Task details:
Print the line containing "Convert this document image to plain text." and each line after it through the end, please, with nothing added.

Records supplied:
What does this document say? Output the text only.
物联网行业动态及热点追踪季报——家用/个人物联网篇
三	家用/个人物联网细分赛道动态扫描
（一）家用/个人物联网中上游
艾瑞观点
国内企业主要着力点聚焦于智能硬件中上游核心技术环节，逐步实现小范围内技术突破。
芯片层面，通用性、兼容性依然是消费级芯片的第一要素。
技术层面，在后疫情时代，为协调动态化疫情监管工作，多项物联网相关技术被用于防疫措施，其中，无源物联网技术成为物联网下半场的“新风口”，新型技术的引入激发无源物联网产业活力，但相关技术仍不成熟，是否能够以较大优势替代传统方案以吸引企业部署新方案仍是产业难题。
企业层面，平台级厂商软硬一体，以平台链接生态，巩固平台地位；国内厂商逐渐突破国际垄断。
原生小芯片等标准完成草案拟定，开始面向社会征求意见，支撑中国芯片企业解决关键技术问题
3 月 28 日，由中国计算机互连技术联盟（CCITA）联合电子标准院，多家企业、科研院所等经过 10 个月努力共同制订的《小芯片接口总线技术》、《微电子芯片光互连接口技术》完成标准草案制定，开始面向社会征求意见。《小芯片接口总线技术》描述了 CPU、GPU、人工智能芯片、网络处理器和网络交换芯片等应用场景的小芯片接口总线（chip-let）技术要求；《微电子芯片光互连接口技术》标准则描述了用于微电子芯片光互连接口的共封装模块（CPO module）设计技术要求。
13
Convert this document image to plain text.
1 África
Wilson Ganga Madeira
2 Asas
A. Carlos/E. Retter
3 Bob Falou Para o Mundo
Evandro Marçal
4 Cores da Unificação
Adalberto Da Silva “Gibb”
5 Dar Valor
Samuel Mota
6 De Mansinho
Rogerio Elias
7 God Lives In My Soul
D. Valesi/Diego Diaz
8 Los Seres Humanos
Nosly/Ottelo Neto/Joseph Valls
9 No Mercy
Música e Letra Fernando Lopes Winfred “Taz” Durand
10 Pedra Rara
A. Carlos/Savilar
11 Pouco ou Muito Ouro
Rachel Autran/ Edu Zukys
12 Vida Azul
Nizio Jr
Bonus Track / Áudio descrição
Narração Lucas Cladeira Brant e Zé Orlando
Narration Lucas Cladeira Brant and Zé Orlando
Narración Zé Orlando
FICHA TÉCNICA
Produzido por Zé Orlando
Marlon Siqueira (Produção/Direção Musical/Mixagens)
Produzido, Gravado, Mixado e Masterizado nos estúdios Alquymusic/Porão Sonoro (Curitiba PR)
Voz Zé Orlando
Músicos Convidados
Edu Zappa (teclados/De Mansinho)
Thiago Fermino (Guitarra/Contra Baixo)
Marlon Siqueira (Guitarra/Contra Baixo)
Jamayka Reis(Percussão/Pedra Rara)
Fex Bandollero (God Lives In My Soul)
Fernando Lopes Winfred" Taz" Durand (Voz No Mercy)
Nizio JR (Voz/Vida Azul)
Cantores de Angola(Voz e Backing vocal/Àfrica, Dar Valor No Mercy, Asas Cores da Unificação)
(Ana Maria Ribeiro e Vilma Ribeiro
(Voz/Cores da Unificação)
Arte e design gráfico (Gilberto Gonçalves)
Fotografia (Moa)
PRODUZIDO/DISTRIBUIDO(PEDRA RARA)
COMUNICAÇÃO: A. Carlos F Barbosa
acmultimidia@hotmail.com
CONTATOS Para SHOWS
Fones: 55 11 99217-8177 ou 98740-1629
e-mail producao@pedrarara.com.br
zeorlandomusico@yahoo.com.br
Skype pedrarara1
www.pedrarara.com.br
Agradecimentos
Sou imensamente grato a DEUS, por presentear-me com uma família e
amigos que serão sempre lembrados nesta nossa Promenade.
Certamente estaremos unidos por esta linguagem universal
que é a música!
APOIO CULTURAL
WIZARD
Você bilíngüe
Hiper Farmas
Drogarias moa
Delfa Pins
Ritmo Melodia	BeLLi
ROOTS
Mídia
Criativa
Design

Reply:
Convert this document image to plain text.
1 África
Wilson Ganga Madeira
2 Asas
A. Carlos/E. Retter
3 Bob Falou Para o Mundo
Evandro Marçal
4 Cores da Unificação
Adalberto Da Silva “Gibb”
5 Dar Valor
Samuel Mota
6 De Mansinho
Rogerio Elias
7 God Lives In My Soul
D. Valesi/Diego Diaz
8 Los Seres Humanos
Nosly/Ottelo Neto/Joseph Valls
9 No Mercy
Música e Letra Fernando Lopes Winfred “Taz” Durand
10 Pedra Rara
A. Carlos/Savilar
11 Pouco ou Muito Ouro
Rachel Autran/ Edu Zukys
12 Vida Azul
Nizio Jr
Bonus Track / Áudio descrição
Narração Lucas Cladeira Brant e Zé Orlando
Narration Lucas Cladeira Brant and Zé Orlando
Narración Zé Orlando
FICHA TÉCNICA
Produzido por Zé Orlando
Marlon Siqueira (Produção/Direção Musical/Mixagens)
Produzido, Gravado, Mixado e Masterizado nos estúdios Alquymusic/Porão Sonoro (Curitiba PR)
Voz Zé Orlando
Músicos Convidados
Edu Zappa (teclados/De Mansinho)
Thiago Fermino (Guitarra/Contra Baixo)
Marlon Siqueira (Guitarra/Contra Baixo)
Jamayka Reis(Percussão/Pedra Rara)
Fex Bandollero (God Lives In My Soul)
Fernando Lopes Winfred" Taz" Durand (Voz No Mercy)
Nizio JR (Voz/Vida Azul)
Cantores de Angola(Voz e Backing vocal/Àfrica, Dar Valor No Mercy, Asas Cores da Unificação)
(Ana Maria Ribeiro e Vilma Ribeiro
(Voz/Cores da Unificação)
Arte e design gráfico (Gilberto Gonçalves)
Fotografia (Moa)
PRODUZIDO/DISTRIBUIDO(PEDRA RARA)
COMUNICAÇÃO: A. Carlos F Barbosa
acmultimidia@hotmail.com
CONTATOS Para SHOWS
Fones: 55 11 99217-8177 ou 98740-1629
e-mail producao@pedrarara.com.br
zeorlandomusico@yahoo.com.br
Skype pedrarara1
www.pedrarara.com.br
Agradecimentos
Sou imensamente grato a DEUS, por presentear-me com uma família e
amigos que serão sempre lembrados nesta nossa Promenade.
Certamente estaremos unidos por esta linguagem universal
que é a música!
APOIO CULTURAL
WIZARD
Você bilíngüe
Hiper Farmas
Drogarias moa
Delfa Pins
Ritmo Melodia	BeLLi
ROOTS
Mídia
Criativa
Design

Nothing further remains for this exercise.